REQUIREMENT - The data below must be copied in full and without any change.

PROVIDED ENTRIES -

-- start --

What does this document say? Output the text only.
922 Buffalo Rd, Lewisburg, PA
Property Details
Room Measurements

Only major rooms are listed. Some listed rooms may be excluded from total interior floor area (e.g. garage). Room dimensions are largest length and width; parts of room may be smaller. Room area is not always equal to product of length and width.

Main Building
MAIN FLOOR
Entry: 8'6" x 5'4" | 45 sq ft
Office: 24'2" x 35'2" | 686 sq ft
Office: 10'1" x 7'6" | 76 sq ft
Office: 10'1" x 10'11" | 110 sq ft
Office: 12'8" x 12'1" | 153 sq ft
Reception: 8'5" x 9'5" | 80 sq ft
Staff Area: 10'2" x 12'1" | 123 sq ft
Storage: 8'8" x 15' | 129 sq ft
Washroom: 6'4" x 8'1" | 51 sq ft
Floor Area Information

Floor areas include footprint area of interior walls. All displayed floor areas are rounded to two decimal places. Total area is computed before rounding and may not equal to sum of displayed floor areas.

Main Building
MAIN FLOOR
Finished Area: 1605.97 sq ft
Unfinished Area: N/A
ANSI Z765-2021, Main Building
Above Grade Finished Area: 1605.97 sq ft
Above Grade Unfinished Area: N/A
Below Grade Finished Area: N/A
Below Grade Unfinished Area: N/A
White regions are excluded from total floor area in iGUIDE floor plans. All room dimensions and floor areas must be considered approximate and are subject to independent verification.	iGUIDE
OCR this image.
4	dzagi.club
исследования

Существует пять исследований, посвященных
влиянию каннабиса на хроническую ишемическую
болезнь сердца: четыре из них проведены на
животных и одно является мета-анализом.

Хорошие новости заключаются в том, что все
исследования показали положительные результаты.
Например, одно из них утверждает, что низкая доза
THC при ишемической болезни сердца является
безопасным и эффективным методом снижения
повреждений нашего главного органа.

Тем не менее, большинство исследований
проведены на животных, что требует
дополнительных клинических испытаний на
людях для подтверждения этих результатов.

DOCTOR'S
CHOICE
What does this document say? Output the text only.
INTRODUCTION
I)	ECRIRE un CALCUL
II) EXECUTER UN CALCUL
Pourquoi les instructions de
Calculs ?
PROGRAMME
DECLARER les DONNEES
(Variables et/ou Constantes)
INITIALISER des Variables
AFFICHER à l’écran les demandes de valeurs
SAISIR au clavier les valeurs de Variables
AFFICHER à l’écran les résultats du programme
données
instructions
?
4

-- end --

RESPONSE FOR THIS EXERCISE -
What does this document say? Output the text only.
922 Buffalo Rd, Lewisburg, PA
Property Details
Room Measurements

Only major rooms are listed. Some listed rooms may be excluded from total interior floor area (e.g. garage). Room dimensions are largest length and width; parts of room may be smaller. Room area is not always equal to product of length and width.

Main Building
MAIN FLOOR
Entry: 8'6" x 5'4" | 45 sq ft
Office: 24'2" x 35'2" | 686 sq ft
Office: 10'1" x 7'6" | 76 sq ft
Office: 10'1" x 10'11" | 110 sq ft
Office: 12'8" x 12'1" | 153 sq ft
Reception: 8'5" x 9'5" | 80 sq ft
Staff Area: 10'2" x 12'1" | 123 sq ft
Storage: 8'8" x 15' | 129 sq ft
Washroom: 6'4" x 8'1" | 51 sq ft
Floor Area Information

Floor areas include footprint area of interior walls. All displayed floor areas are rounded to two decimal places. Total area is computed before rounding and may not equal to sum of displayed floor areas.

Main Building
MAIN FLOOR
Finished Area: 1605.97 sq ft
Unfinished Area: N/A
ANSI Z765-2021, Main Building
Above Grade Finished Area: 1605.97 sq ft
Above Grade Unfinished Area: N/A
Below Grade Finished Area: N/A
Below Grade Unfinished Area: N/A
White regions are excluded from total floor area in iGUIDE floor plans. All room dimensions and floor areas must be considered approximate and are subject to independent verification.	iGUIDE
OCR this image.
4	dzagi.club
исследования

Существует пять исследований, посвященных
влиянию каннабиса на хроническую ишемическую
болезнь сердца: четыре из них проведены на
животных и одно является мета-анализом.

Хорошие новости заключаются в том, что все
исследования показали положительные результаты.
Например, одно из них утверждает, что низкая доза
THC при ишемической болезни сердца является
безопасным и эффективным методом снижения
повреждений нашего главного органа.

Тем не менее, большинство исследований
проведены на животных, что требует
дополнительных клинических испытаний на
людях для подтверждения этих результатов.

DOCTOR'S
CHOICE
What does this document say? Output the text only.
INTRODUCTION
I)	ECRIRE un CALCUL
II) EXECUTER UN CALCUL
Pourquoi les instructions de
Calculs ?
PROGRAMME
DECLARER les DONNEES
(Variables et/ou Constantes)
INITIALISER des Variables
AFFICHER à l’écran les demandes de valeurs
SAISIR au clavier les valeurs de Variables
AFFICHER à l’écran les résultats du programme
données
instructions
?
4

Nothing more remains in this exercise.